SET EXERCISE - Write out the records again, exactly, leaving none out.

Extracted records
-.-.-
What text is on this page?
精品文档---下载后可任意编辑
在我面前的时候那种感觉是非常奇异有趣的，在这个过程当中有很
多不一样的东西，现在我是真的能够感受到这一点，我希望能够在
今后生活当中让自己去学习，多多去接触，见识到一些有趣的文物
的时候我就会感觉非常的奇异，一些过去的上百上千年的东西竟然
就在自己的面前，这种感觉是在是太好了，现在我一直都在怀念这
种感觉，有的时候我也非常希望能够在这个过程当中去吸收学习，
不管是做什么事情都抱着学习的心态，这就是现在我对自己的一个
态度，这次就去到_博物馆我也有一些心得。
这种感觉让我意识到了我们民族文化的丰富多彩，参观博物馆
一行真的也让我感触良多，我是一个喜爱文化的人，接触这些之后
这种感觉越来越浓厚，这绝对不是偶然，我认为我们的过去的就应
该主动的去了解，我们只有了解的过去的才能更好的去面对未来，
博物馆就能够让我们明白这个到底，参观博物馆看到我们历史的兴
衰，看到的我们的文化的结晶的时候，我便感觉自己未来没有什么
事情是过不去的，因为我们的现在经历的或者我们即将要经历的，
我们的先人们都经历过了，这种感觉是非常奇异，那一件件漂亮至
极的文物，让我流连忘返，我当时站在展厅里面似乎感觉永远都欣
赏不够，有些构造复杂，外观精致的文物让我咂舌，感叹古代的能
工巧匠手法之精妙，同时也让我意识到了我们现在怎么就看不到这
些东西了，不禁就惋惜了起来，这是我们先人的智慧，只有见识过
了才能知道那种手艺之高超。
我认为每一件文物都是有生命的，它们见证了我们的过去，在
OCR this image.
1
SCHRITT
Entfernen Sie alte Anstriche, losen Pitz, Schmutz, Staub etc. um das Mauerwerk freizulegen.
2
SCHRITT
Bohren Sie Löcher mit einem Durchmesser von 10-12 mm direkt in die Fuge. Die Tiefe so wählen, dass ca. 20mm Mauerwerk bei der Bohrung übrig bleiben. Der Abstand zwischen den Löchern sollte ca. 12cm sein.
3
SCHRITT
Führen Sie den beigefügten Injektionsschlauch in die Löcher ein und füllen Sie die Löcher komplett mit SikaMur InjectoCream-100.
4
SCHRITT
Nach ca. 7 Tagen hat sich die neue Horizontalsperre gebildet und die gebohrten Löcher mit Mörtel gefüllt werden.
-.-.-
EXERCISE RESULT -
What text is on this page?
精品文档---下载后可任意编辑
在我面前的时候那种感觉是非常奇异有趣的，在这个过程当中有很
多不一样的东西，现在我是真的能够感受到这一点，我希望能够在
今后生活当中让自己去学习，多多去接触，见识到一些有趣的文物
的时候我就会感觉非常的奇异，一些过去的上百上千年的东西竟然
就在自己的面前，这种感觉是在是太好了，现在我一直都在怀念这
种感觉，有的时候我也非常希望能够在这个过程当中去吸收学习，
不管是做什么事情都抱着学习的心态，这就是现在我对自己的一个
态度，这次就去到_博物馆我也有一些心得。
这种感觉让我意识到了我们民族文化的丰富多彩，参观博物馆
一行真的也让我感触良多，我是一个喜爱文化的人，接触这些之后
这种感觉越来越浓厚，这绝对不是偶然，我认为我们的过去的就应
该主动的去了解，我们只有了解的过去的才能更好的去面对未来，
博物馆就能够让我们明白这个到底，参观博物馆看到我们历史的兴
衰，看到的我们的文化的结晶的时候，我便感觉自己未来没有什么
事情是过不去的，因为我们的现在经历的或者我们即将要经历的，
我们的先人们都经历过了，这种感觉是非常奇异，那一件件漂亮至
极的文物，让我流连忘返，我当时站在展厅里面似乎感觉永远都欣
赏不够，有些构造复杂，外观精致的文物让我咂舌，感叹古代的能
工巧匠手法之精妙，同时也让我意识到了我们现在怎么就看不到这
些东西了，不禁就惋惜了起来，这是我们先人的智慧，只有见识过
了才能知道那种手艺之高超。
我认为每一件文物都是有生命的，它们见证了我们的过去，在
OCR this image.
1
SCHRITT
Entfernen Sie alte Anstriche, losen Pitz, Schmutz, Staub etc. um das Mauerwerk freizulegen.
2
SCHRITT
Bohren Sie Löcher mit einem Durchmesser von 10-12 mm direkt in die Fuge. Die Tiefe so wählen, dass ca. 20mm Mauerwerk bei der Bohrung übrig bleiben. Der Abstand zwischen den Löchern sollte ca. 12cm sein.
3
SCHRITT
Führen Sie den beigefügten Injektionsschlauch in die Löcher ein und füllen Sie die Löcher komplett mit SikaMur InjectoCream-100.
4
SCHRITT
Nach ca. 7 Tagen hat sich die neue Horizontalsperre gebildet und die gebohrten Löcher mit Mörtel gefüllt werden.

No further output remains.